**Work to do:** Determine the number of lines holding the word "text"; answer with that number only.

**Input data:**

— Start —

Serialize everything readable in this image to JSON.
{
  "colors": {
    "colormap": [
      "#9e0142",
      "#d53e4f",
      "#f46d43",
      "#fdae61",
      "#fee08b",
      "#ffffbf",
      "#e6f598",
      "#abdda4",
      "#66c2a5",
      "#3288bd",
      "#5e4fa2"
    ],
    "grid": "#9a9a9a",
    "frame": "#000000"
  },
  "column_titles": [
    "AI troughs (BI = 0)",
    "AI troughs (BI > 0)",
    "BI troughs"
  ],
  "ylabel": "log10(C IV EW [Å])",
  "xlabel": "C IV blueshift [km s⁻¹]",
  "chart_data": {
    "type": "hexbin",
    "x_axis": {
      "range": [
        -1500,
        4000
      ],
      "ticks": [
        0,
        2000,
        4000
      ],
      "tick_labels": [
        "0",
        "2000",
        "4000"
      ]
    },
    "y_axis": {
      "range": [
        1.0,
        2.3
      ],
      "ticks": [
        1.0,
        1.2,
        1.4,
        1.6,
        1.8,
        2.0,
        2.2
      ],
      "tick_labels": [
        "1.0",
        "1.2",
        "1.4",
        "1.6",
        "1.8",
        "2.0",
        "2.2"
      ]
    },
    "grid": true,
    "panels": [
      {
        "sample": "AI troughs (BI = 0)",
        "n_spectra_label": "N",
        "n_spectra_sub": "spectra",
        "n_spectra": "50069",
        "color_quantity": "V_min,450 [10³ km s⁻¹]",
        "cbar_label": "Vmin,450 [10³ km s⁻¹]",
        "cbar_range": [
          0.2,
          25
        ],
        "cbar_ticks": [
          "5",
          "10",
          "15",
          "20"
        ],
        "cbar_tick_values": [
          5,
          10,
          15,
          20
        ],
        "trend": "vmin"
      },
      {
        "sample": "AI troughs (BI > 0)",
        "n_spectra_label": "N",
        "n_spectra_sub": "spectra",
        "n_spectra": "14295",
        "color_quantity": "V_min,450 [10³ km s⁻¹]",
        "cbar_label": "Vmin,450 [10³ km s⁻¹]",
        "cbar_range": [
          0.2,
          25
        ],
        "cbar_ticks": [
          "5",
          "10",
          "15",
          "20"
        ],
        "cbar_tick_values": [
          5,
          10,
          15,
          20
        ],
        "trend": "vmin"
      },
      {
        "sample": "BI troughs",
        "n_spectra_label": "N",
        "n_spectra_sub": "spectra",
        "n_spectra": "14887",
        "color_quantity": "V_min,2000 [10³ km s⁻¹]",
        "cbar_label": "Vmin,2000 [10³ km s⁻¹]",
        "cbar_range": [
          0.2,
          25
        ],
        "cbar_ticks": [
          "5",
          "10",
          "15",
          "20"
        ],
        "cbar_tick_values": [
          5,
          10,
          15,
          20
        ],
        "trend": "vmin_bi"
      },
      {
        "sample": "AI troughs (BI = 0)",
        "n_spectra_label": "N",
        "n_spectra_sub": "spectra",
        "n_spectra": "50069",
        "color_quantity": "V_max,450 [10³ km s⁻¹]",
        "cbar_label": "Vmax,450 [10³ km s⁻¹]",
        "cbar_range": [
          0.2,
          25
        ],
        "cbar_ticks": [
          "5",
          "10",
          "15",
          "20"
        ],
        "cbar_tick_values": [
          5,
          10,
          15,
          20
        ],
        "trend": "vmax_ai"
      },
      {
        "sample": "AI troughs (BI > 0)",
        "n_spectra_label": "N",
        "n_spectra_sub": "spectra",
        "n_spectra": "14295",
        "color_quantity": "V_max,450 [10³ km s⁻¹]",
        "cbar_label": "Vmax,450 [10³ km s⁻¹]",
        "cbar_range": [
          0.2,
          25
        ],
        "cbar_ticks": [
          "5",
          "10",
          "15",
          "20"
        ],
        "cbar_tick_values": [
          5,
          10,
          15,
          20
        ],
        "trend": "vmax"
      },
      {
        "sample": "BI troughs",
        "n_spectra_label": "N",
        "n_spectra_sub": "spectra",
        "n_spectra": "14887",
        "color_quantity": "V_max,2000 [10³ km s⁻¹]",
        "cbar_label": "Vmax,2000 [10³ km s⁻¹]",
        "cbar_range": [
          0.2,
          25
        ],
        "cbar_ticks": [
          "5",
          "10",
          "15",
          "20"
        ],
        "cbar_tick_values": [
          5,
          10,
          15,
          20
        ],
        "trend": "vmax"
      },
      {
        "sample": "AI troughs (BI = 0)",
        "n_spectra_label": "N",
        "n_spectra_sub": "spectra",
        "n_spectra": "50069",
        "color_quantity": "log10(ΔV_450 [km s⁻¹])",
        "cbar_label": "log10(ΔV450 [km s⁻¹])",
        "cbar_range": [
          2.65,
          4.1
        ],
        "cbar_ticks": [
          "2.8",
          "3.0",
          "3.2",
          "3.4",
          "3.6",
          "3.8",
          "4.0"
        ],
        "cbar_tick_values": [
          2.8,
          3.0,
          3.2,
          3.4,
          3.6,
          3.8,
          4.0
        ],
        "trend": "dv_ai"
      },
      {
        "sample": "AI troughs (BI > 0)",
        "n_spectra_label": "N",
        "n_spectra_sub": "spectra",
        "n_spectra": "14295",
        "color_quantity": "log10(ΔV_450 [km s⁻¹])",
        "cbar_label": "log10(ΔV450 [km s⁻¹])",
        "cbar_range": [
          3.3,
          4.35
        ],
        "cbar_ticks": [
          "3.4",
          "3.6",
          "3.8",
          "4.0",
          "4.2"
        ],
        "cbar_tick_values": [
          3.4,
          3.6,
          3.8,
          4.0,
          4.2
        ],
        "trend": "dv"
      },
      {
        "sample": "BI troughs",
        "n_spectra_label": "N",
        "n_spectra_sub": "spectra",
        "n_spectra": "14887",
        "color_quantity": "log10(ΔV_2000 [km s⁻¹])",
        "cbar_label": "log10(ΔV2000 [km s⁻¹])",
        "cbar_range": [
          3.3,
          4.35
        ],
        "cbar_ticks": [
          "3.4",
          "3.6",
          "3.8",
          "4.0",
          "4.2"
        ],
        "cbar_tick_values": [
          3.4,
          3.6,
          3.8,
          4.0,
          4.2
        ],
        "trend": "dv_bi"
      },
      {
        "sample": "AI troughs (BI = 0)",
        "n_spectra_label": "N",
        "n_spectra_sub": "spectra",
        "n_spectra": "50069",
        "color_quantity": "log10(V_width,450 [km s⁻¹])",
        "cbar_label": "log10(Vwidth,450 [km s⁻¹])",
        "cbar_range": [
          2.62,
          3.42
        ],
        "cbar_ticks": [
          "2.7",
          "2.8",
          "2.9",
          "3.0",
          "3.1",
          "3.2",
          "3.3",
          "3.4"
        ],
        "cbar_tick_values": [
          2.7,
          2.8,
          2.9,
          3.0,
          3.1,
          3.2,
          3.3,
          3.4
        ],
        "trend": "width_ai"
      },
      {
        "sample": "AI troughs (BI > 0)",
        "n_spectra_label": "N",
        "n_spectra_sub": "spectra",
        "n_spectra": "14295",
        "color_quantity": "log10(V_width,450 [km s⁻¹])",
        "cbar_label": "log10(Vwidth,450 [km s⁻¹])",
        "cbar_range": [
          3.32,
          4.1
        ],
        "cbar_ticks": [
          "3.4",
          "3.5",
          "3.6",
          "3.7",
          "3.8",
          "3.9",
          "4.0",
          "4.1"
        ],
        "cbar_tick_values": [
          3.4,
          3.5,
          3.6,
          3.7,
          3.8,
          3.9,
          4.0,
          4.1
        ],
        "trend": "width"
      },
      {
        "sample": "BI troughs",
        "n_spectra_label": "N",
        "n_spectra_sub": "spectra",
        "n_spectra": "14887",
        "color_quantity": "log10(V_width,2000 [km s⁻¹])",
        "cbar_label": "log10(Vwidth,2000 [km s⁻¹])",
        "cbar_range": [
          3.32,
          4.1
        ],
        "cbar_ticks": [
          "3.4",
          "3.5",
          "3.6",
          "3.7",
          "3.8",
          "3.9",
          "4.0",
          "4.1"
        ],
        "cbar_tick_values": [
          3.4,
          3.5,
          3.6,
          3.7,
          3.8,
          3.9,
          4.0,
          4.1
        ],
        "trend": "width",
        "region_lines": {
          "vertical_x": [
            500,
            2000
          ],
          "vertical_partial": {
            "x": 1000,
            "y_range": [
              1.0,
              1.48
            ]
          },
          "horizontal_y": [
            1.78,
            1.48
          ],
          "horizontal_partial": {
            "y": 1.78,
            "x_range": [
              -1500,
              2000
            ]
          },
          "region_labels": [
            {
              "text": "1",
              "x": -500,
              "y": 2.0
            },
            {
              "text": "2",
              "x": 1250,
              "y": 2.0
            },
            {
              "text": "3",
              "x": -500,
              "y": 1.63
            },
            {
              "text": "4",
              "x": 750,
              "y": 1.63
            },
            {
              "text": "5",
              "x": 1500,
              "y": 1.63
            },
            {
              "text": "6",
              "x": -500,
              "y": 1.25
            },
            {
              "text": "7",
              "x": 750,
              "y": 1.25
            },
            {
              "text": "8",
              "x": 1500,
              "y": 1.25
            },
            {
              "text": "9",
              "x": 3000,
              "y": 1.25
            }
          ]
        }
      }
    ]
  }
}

— End —

**The solution:** 9